> **Aim of the exercise**
Omit any picture, and return the remaining data exactly as written.

==*==

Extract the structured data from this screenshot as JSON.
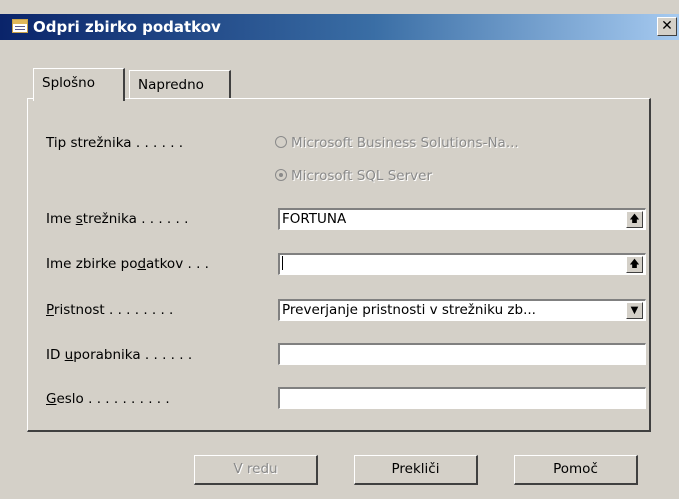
{
  "window": {
    "title": "Odpri zbirko podatkov",
    "close_glyph": "✕"
  },
  "tabs": [
    {
      "label": "Splošno",
      "active": true
    },
    {
      "label": "Napredno",
      "active": false
    }
  ],
  "form": {
    "server_type": {
      "label": "Tip strežnika",
      "dots": ". . . . . .",
      "options": [
        {
          "label": "Microsoft Business Solutions-Na...",
          "checked": false,
          "enabled": false
        },
        {
          "label": "Microsoft SQL Server",
          "checked": true,
          "enabled": false
        }
      ]
    },
    "server_name": {
      "label_pre": "Ime ",
      "label_mn": "s",
      "label_post": "trežnika",
      "dots": ". . . . . .",
      "value": "FORTUNA"
    },
    "database_name": {
      "label_pre": "Ime zbirke po",
      "label_mn": "d",
      "label_post": "atkov",
      "dots": ". . .",
      "value": ""
    },
    "authentication": {
      "label_pre": "",
      "label_mn": "P",
      "label_post": "ristnost",
      "dots": ". . . . . . . .",
      "value": "Preverjanje pristnosti v strežniku zb..."
    },
    "user_id": {
      "label_pre": "ID ",
      "label_mn": "u",
      "label_post": "porabnika",
      "dots": ". . . . . .",
      "value": ""
    },
    "password": {
      "label_pre": "",
      "label_mn": "G",
      "label_post": "eslo",
      "dots": ". . . . . . . . . .",
      "value": ""
    }
  },
  "buttons": {
    "ok": "V redu",
    "cancel": "Prekliči",
    "help": "Pomoč"
  },
  "icons": {
    "lookup": "up-arrow-icon",
    "dropdown": "chevron-down-icon"
  }
}
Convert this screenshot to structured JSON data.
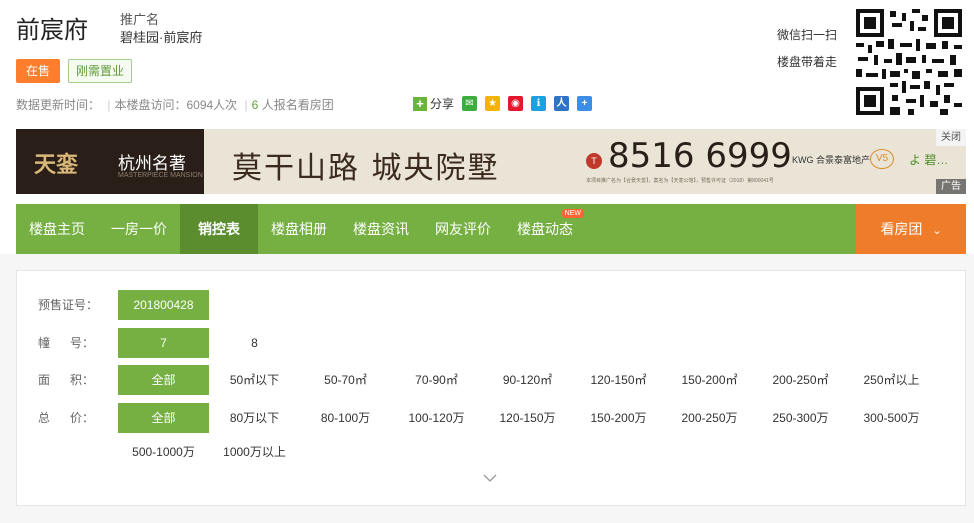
{
  "header": {
    "title": "前宸府",
    "promo_label": "推广名",
    "promo_name": "碧桂园·前宸府",
    "badge_status": "在售",
    "badge_tag": "刚需置业",
    "updated_label": "数据更新时间：",
    "visits_text": "本楼盘访问：6094人次",
    "signup_count": "6",
    "signup_text": "人报名看房团",
    "share_label": "分享",
    "wechat_scan": "微信扫一扫",
    "wechat_take": "楼盘带着走"
  },
  "banner": {
    "brand_main": "天銮",
    "brand_sub": "杭州名著",
    "brand_en": "MASTERPIECE MANSION",
    "headline": "莫干山路  城央院墅",
    "tel_mark": "T",
    "phone": "8516 6999",
    "fine_print": "本项目推广名为【合景天銮】，案名为【天銮公馆】，预售许可证（2018）第800041号",
    "developer": "KWG 合景泰富地产",
    "badge_v5": "V5",
    "badge_leaf": "よ 碧…",
    "close_label": "关闭",
    "ad_label": "广告"
  },
  "nav": {
    "items": [
      {
        "label": "楼盘主页",
        "active": false
      },
      {
        "label": "一房一价",
        "active": false
      },
      {
        "label": "销控表",
        "active": true
      },
      {
        "label": "楼盘相册",
        "active": false
      },
      {
        "label": "楼盘资讯",
        "active": false
      },
      {
        "label": "网友评价",
        "active": false
      },
      {
        "label": "楼盘动态",
        "active": false
      }
    ],
    "new_badge": "NEW",
    "right_label": "看房团"
  },
  "filters": {
    "permit": {
      "label": "预售证号：",
      "options": [
        "201800428"
      ]
    },
    "building": {
      "label": "幢      号：",
      "options": [
        "7",
        "8"
      ]
    },
    "area": {
      "label": "面      积：",
      "options": [
        "全部",
        "50㎡以下",
        "50-70㎡",
        "70-90㎡",
        "90-120㎡",
        "120-150㎡",
        "150-200㎡",
        "200-250㎡",
        "250㎡以上"
      ]
    },
    "price": {
      "label": "总      价：",
      "options": [
        "全部",
        "80万以下",
        "80-100万",
        "100-120万",
        "120-150万",
        "150-200万",
        "200-250万",
        "250-300万",
        "300-500万",
        "500-1000万",
        "1000万以上"
      ]
    }
  },
  "colors": {
    "green": "#76b043",
    "green_dark": "#5b8d2f",
    "orange": "#ef7c2a",
    "badge_orange": "#ff7e2e"
  }
}
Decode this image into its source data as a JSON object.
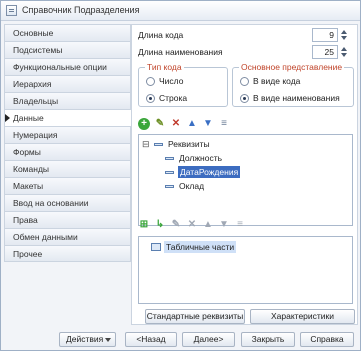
{
  "window": {
    "title": "Справочник Подразделения"
  },
  "nav": {
    "items": [
      {
        "label": "Основные"
      },
      {
        "label": "Подсистемы"
      },
      {
        "label": "Функциональные опции"
      },
      {
        "label": "Иерархия"
      },
      {
        "label": "Владельцы"
      },
      {
        "label": "Данные"
      },
      {
        "label": "Нумерация"
      },
      {
        "label": "Формы"
      },
      {
        "label": "Команды"
      },
      {
        "label": "Макеты"
      },
      {
        "label": "Ввод на основании"
      },
      {
        "label": "Права"
      },
      {
        "label": "Обмен данными"
      },
      {
        "label": "Прочее"
      }
    ],
    "active": "Данные"
  },
  "data_tab": {
    "code_length_label": "Длина кода",
    "code_length_value": "9",
    "name_length_label": "Длина наименования",
    "name_length_value": "25",
    "code_type": {
      "title": "Тип кода",
      "options": [
        {
          "label": "Число",
          "checked": false
        },
        {
          "label": "Строка",
          "checked": true
        }
      ]
    },
    "main_representation": {
      "title": "Основное представление",
      "options": [
        {
          "label": "В виде кода",
          "checked": false
        },
        {
          "label": "В виде наименования",
          "checked": true
        }
      ]
    },
    "requisites_tree": {
      "root": "Реквизиты",
      "children": [
        {
          "label": "Должность",
          "selected": false
        },
        {
          "label": "ДатаРождения",
          "selected": true
        },
        {
          "label": "Оклад",
          "selected": false
        }
      ]
    },
    "tabular_tree": {
      "root": "Табличные части"
    },
    "standard_requisites_button": "Стандартные реквизиты",
    "characteristics_button": "Характеристики"
  },
  "footer": {
    "actions_label": "Действия",
    "back_label": "<Назад",
    "next_label": "Далее>",
    "close_label": "Закрыть",
    "help_label": "Справка"
  }
}
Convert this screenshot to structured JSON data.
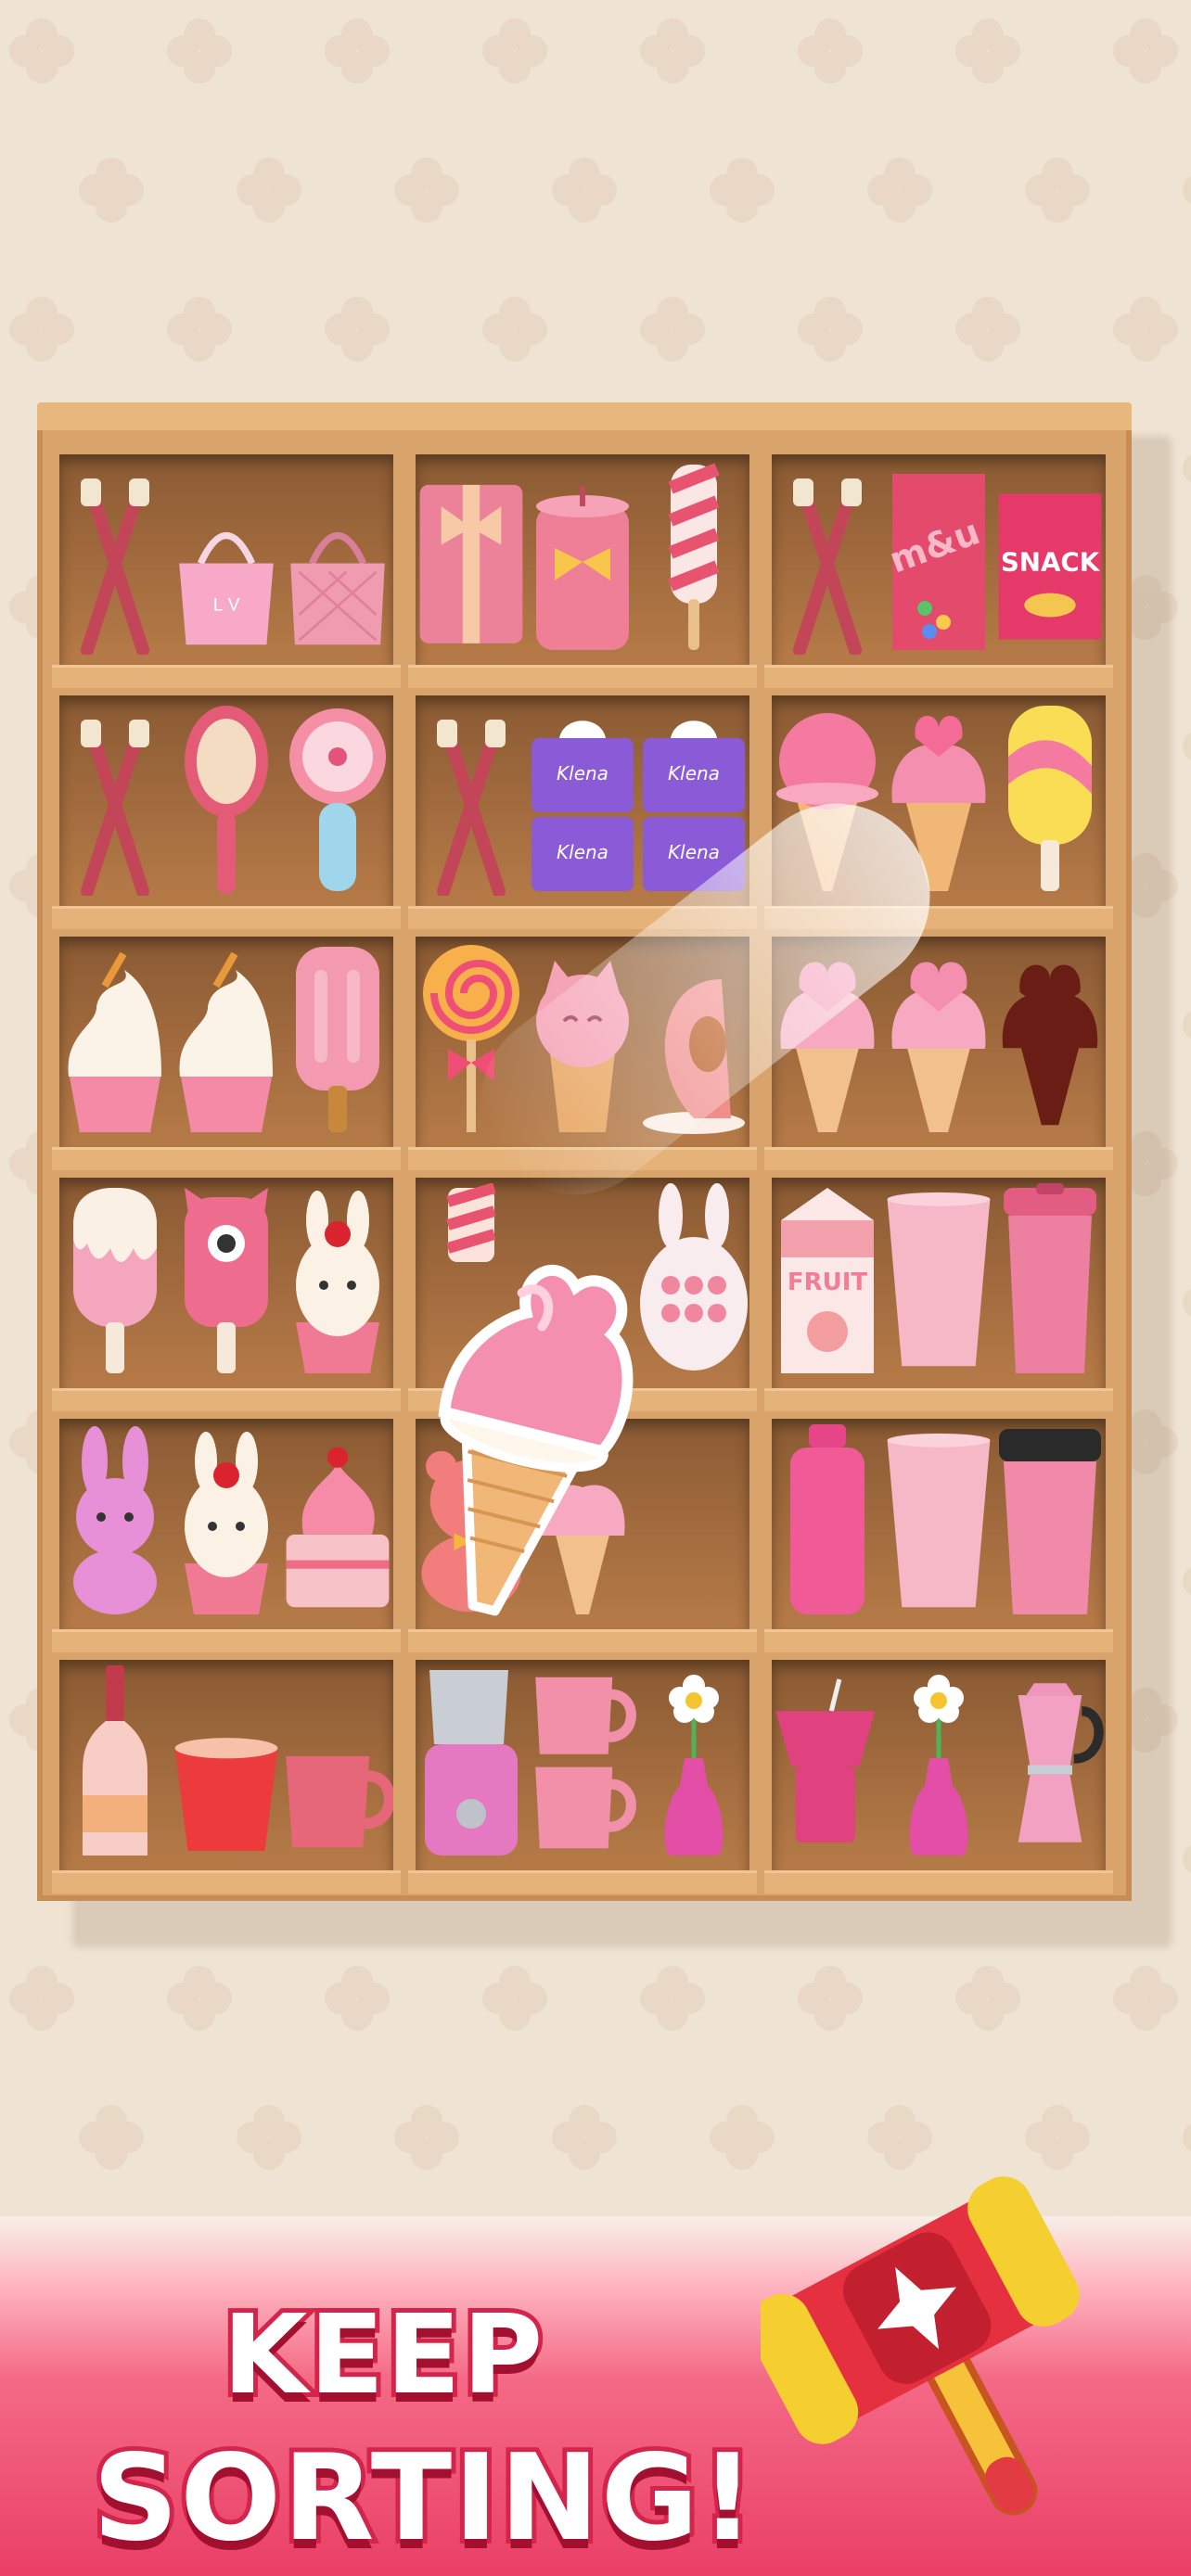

==*==

> **The solution**
Extract the structured data from this screenshot as JSON.
{
  "window": {
    "title": "Odpri zbirko podatkov",
    "close_glyph": "✕"
  },
  "tabs": [
    {
      "label": "Splošno",
      "active": true
    },
    {
      "label": "Napredno",
      "active": false
    }
  ],
  "form": {
    "server_type": {
      "label": "Tip strežnika",
      "dots": ". . . . . .",
      "options": [
        {
          "label": "Microsoft Business Solutions-Na...",
          "checked": false,
          "enabled": false
        },
        {
          "label": "Microsoft SQL Server",
          "checked": true,
          "enabled": false
        }
      ]
    },
    "server_name": {
      "label_pre": "Ime ",
      "label_mn": "s",
      "label_post": "trežnika",
      "dots": ". . . . . .",
      "value": "FORTUNA"
    },
    "database_name": {
      "label_pre": "Ime zbirke po",
      "label_mn": "d",
      "label_post": "atkov",
      "dots": ". . .",
      "value": ""
    },
    "authentication": {
      "label_pre": "",
      "label_mn": "P",
      "label_post": "ristnost",
      "dots": ". . . . . . . .",
      "value": "Preverjanje pristnosti v strežniku zb..."
    },
    "user_id": {
      "label_pre": "ID ",
      "label_mn": "u",
      "label_post": "porabnika",
      "dots": ". . . . . .",
      "value": ""
    },
    "password": {
      "label_pre": "",
      "label_mn": "G",
      "label_post": "eslo",
      "dots": ". . . . . . . . . .",
      "value": ""
    }
  },
  "buttons": {
    "ok": "V redu",
    "cancel": "Prekliči",
    "help": "Pomoč"
  },
  "icons": {
    "lookup": "up-arrow-icon",
    "dropdown": "chevron-down-icon"
  }
}
Convert this screenshot to structured JSON data.
{
  "header": {
    "title": "前宸府",
    "promo_label": "推广名",
    "promo_name": "碧桂园·前宸府",
    "badge_status": "在售",
    "badge_tag": "刚需置业",
    "updated_label": "数据更新时间：",
    "visits_text": "本楼盘访问：6094人次",
    "signup_count": "6",
    "signup_text": "人报名看房团",
    "share_label": "分享",
    "wechat_scan": "微信扫一扫",
    "wechat_take": "楼盘带着走"
  },
  "banner": {
    "brand_main": "天銮",
    "brand_sub": "杭州名著",
    "brand_en": "MASTERPIECE MANSION",
    "headline": "莫干山路  城央院墅",
    "tel_mark": "T",
    "phone": "8516 6999",
    "fine_print": "本项目推广名为【合景天銮】，案名为【天銮公馆】，预售许可证（2018）第800041号",
    "developer": "KWG 合景泰富地产",
    "badge_v5": "V5",
    "badge_leaf": "よ 碧…",
    "close_label": "关闭",
    "ad_label": "广告"
  },
  "nav": {
    "items": [
      {
        "label": "楼盘主页",
        "active": false
      },
      {
        "label": "一房一价",
        "active": false
      },
      {
        "label": "销控表",
        "active": true
      },
      {
        "label": "楼盘相册",
        "active": false
      },
      {
        "label": "楼盘资讯",
        "active": false
      },
      {
        "label": "网友评价",
        "active": false
      },
      {
        "label": "楼盘动态",
        "active": false
      }
    ],
    "new_badge": "NEW",
    "right_label": "看房团"
  },
  "filters": {
    "permit": {
      "label": "预售证号：",
      "options": [
        "201800428"
      ]
    },
    "building": {
      "label": "幢      号：",
      "options": [
        "7",
        "8"
      ]
    },
    "area": {
      "label": "面      积：",
      "options": [
        "全部",
        "50㎡以下",
        "50-70㎡",
        "70-90㎡",
        "90-120㎡",
        "120-150㎡",
        "150-200㎡",
        "200-250㎡",
        "250㎡以上"
      ]
    },
    "price": {
      "label": "总      价：",
      "options": [
        "全部",
        "80万以下",
        "80-100万",
        "100-120万",
        "120-150万",
        "150-200万",
        "200-250万",
        "250-300万",
        "300-500万",
        "500-1000万",
        "1000万以上"
      ]
    }
  },
  "colors": {
    "green": "#76b043",
    "green_dark": "#5b8d2f",
    "orange": "#ef7c2a",
    "badge_orange": "#ff7e2e"
  }
}
Decode this image into its source data as a JSON object.
{
  "window": {
    "title": "Справочник Подразделения"
  },
  "nav": {
    "items": [
      {
        "label": "Основные"
      },
      {
        "label": "Подсистемы"
      },
      {
        "label": "Функциональные опции"
      },
      {
        "label": "Иерархия"
      },
      {
        "label": "Владельцы"
      },
      {
        "label": "Данные"
      },
      {
        "label": "Нумерация"
      },
      {
        "label": "Формы"
      },
      {
        "label": "Команды"
      },
      {
        "label": "Макеты"
      },
      {
        "label": "Ввод на основании"
      },
      {
        "label": "Права"
      },
      {
        "label": "Обмен данными"
      },
      {
        "label": "Прочее"
      }
    ],
    "active": "Данные"
  },
  "data_tab": {
    "code_length_label": "Длина кода",
    "code_length_value": "9",
    "name_length_label": "Длина наименования",
    "name_length_value": "25",
    "code_type": {
      "title": "Тип кода",
      "options": [
        {
          "label": "Число",
          "checked": false
        },
        {
          "label": "Строка",
          "checked": true
        }
      ]
    },
    "main_representation": {
      "title": "Основное представление",
      "options": [
        {
          "label": "В виде кода",
          "checked": false
        },
        {
          "label": "В виде наименования",
          "checked": true
        }
      ]
    },
    "requisites_tree": {
      "root": "Реквизиты",
      "children": [
        {
          "label": "Должность",
          "selected": false
        },
        {
          "label": "ДатаРождения",
          "selected": true
        },
        {
          "label": "Оклад",
          "selected": false
        }
      ]
    },
    "tabular_tree": {
      "root": "Табличные части"
    },
    "standard_requisites_button": "Стандартные реквизиты",
    "characteristics_button": "Характеристики"
  },
  "footer": {
    "actions_label": "Действия",
    "back_label": "<Назад",
    "next_label": "Далее>",
    "close_label": "Закрыть",
    "help_label": "Справка"
  }
}
Convert this screenshot to structured JSON data.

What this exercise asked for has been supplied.